start Working data

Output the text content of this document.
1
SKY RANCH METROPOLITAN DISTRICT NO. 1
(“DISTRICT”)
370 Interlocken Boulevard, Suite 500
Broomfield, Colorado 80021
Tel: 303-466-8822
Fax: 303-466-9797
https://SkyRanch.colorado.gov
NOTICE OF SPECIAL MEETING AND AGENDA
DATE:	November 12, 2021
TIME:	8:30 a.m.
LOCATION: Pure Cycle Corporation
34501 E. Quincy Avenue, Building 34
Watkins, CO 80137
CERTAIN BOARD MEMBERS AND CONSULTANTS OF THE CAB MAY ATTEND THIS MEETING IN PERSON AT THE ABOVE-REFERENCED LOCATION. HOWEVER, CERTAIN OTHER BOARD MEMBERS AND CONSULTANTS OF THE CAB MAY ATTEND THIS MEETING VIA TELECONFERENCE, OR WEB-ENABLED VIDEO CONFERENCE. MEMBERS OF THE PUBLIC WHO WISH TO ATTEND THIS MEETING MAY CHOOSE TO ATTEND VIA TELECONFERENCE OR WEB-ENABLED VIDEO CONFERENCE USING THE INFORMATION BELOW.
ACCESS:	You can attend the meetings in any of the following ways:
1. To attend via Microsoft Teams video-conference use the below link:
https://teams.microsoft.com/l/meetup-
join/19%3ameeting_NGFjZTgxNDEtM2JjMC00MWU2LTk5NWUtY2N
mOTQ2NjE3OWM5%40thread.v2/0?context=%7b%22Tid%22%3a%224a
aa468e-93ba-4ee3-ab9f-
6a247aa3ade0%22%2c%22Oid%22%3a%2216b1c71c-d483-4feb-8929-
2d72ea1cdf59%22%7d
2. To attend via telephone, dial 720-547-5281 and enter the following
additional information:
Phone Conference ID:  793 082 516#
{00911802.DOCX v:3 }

end Working data

Exercise brief:
Restate each of the entries above verbatim.

Correct result:
Output the text content of this document.
1
SKY RANCH METROPOLITAN DISTRICT NO. 1
(“DISTRICT”)
370 Interlocken Boulevard, Suite 500
Broomfield, Colorado 80021
Tel: 303-466-8822
Fax: 303-466-9797
https://SkyRanch.colorado.gov
NOTICE OF SPECIAL MEETING AND AGENDA
DATE:	November 12, 2021
TIME:	8:30 a.m.
LOCATION: Pure Cycle Corporation
34501 E. Quincy Avenue, Building 34
Watkins, CO 80137
CERTAIN BOARD MEMBERS AND CONSULTANTS OF THE CAB MAY ATTEND THIS MEETING IN PERSON AT THE ABOVE-REFERENCED LOCATION. HOWEVER, CERTAIN OTHER BOARD MEMBERS AND CONSULTANTS OF THE CAB MAY ATTEND THIS MEETING VIA TELECONFERENCE, OR WEB-ENABLED VIDEO CONFERENCE. MEMBERS OF THE PUBLIC WHO WISH TO ATTEND THIS MEETING MAY CHOOSE TO ATTEND VIA TELECONFERENCE OR WEB-ENABLED VIDEO CONFERENCE USING THE INFORMATION BELOW.
ACCESS:	You can attend the meetings in any of the following ways:
1. To attend via Microsoft Teams video-conference use the below link:
https://teams.microsoft.com/l/meetup-
join/19%3ameeting_NGFjZTgxNDEtM2JjMC00MWU2LTk5NWUtY2N
mOTQ2NjE3OWM5%40thread.v2/0?context=%7b%22Tid%22%3a%224a
aa468e-93ba-4ee3-ab9f-
6a247aa3ade0%22%2c%22Oid%22%3a%2216b1c71c-d483-4feb-8929-
2d72ea1cdf59%22%7d
2. To attend via telephone, dial 720-547-5281 and enter the following
additional information:
Phone Conference ID:  793 082 516#
{00911802.DOCX v:3 }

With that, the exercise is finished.